Comb the records below for the string "icon" and copy each line where it turns up.

··· The input ···

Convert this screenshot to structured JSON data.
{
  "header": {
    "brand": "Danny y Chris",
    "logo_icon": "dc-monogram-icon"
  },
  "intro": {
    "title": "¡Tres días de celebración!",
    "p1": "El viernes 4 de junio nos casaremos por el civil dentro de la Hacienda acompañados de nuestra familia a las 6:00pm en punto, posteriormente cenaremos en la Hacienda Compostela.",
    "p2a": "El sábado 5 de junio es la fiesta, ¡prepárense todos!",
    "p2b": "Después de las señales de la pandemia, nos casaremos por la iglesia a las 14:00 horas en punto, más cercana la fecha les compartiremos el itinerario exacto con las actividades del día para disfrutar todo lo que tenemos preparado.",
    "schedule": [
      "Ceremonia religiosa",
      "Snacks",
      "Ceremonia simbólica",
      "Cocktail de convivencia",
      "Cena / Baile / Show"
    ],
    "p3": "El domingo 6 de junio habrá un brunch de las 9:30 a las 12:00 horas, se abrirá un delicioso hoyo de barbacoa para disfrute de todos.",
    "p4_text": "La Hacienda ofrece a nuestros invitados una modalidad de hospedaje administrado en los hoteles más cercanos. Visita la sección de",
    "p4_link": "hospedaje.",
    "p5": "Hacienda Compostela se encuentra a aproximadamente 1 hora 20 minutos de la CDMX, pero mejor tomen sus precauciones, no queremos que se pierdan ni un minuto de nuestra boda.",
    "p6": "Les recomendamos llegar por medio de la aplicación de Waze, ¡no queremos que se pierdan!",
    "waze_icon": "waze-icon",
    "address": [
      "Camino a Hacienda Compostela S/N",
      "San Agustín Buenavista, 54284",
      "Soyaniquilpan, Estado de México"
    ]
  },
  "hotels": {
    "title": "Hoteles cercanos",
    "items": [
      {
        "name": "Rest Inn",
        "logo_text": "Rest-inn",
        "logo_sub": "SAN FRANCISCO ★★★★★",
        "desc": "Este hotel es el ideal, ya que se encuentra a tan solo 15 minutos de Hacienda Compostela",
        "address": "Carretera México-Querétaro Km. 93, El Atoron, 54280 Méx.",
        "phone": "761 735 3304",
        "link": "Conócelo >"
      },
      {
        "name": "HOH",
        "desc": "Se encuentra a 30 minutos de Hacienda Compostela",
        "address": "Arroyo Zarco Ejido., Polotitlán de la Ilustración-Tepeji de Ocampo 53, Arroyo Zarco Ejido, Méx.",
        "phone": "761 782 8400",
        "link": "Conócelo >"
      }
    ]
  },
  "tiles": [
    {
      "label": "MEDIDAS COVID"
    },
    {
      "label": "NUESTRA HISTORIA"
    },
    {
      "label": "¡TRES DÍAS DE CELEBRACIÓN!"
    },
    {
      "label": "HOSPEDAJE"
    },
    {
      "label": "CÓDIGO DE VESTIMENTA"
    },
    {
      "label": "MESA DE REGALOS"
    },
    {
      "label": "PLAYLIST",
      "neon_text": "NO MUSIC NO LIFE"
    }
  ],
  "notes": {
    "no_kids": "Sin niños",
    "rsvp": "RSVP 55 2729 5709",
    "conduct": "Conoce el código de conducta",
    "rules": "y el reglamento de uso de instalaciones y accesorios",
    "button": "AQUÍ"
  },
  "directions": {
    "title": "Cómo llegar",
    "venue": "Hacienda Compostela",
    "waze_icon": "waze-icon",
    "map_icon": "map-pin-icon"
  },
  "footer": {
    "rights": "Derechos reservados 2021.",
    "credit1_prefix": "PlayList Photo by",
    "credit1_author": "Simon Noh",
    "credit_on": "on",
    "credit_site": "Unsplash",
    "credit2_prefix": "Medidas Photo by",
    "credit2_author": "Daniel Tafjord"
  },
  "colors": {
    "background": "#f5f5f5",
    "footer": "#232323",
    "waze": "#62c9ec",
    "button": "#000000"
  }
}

···

Written answer:
    "logo_icon": "dc-monogram-icon"
    "waze_icon": "waze-icon",
    "waze_icon": "waze-icon",
    "map_icon": "map-pin-icon"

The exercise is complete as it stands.